* START Given information *
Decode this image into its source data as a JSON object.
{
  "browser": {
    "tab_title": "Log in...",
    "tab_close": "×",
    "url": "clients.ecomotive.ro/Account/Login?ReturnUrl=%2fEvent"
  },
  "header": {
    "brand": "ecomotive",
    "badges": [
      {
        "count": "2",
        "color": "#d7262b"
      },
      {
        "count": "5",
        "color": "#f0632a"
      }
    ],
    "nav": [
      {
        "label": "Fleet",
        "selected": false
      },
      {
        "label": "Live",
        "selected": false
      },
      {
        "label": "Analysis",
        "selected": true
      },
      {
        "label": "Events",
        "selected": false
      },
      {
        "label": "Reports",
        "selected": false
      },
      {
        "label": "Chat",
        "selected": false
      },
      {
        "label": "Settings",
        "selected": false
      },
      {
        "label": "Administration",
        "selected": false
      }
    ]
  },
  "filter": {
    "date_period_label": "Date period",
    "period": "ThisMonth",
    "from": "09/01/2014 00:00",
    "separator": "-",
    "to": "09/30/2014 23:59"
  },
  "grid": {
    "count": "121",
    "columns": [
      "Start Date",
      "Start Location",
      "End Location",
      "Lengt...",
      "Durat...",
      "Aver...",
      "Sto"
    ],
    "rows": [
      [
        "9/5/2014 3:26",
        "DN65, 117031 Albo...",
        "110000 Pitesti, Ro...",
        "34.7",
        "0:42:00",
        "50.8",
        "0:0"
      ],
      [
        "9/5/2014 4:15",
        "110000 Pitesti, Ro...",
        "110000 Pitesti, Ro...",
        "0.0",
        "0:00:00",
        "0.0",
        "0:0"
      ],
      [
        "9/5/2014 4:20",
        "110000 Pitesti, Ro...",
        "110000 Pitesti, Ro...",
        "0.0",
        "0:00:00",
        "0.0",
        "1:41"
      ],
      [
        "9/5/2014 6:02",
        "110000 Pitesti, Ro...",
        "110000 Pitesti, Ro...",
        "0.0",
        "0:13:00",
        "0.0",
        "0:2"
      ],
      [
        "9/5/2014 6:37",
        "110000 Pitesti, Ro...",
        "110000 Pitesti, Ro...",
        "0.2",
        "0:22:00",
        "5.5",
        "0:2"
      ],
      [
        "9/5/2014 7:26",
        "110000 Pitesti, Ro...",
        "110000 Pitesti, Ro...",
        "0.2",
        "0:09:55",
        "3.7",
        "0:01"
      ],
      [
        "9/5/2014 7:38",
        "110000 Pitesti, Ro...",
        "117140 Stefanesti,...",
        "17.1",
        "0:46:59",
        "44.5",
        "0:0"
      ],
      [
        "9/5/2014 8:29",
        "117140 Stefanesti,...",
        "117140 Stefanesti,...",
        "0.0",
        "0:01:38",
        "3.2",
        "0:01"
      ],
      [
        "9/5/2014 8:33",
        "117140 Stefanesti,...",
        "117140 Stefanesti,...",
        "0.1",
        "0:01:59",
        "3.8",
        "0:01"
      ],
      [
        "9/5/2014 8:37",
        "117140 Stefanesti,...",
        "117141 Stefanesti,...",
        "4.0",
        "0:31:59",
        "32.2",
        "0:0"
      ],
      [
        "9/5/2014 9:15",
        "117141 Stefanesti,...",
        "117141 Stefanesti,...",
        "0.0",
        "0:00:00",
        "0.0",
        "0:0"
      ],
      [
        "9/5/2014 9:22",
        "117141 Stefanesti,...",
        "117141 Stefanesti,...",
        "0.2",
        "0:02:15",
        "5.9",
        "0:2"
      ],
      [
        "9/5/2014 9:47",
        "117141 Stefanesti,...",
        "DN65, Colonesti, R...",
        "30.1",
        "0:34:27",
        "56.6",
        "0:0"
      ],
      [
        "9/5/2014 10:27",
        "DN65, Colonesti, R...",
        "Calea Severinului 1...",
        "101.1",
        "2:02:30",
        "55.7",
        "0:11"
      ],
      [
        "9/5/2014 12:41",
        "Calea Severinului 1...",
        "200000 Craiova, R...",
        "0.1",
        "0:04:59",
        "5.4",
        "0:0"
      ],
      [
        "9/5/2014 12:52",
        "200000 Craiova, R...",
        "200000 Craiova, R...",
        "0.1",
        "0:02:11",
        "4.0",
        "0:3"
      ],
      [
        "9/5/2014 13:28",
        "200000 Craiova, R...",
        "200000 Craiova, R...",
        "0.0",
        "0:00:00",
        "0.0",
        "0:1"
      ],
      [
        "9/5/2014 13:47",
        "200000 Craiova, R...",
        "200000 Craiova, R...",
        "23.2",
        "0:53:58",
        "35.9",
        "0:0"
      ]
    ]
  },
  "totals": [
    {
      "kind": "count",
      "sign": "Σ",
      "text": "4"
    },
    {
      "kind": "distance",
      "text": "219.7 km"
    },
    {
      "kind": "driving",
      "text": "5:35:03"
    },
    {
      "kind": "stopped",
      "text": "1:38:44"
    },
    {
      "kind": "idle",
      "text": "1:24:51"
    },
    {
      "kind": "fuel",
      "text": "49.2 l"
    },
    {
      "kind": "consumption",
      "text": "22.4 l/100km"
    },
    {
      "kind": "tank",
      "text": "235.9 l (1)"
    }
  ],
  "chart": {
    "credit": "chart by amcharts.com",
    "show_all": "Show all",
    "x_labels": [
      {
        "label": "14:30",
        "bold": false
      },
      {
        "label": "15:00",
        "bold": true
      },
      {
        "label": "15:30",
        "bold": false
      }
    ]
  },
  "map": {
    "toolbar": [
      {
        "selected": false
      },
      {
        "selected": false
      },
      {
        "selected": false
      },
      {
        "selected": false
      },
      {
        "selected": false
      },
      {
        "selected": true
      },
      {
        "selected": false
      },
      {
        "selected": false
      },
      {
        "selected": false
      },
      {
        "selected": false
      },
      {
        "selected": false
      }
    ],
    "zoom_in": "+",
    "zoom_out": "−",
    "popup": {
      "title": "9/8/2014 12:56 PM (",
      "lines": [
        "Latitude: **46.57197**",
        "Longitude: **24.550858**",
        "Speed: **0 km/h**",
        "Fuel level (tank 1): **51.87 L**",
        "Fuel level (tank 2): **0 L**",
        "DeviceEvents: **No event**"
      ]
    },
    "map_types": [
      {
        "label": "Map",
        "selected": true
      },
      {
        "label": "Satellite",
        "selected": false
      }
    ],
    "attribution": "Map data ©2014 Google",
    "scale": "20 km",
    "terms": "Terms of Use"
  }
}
* END Given information *
### Job
Collect the lines of the records that include the string "period".

### Response below
    "date_period_label": "Date period",
    "period": "ThisMonth",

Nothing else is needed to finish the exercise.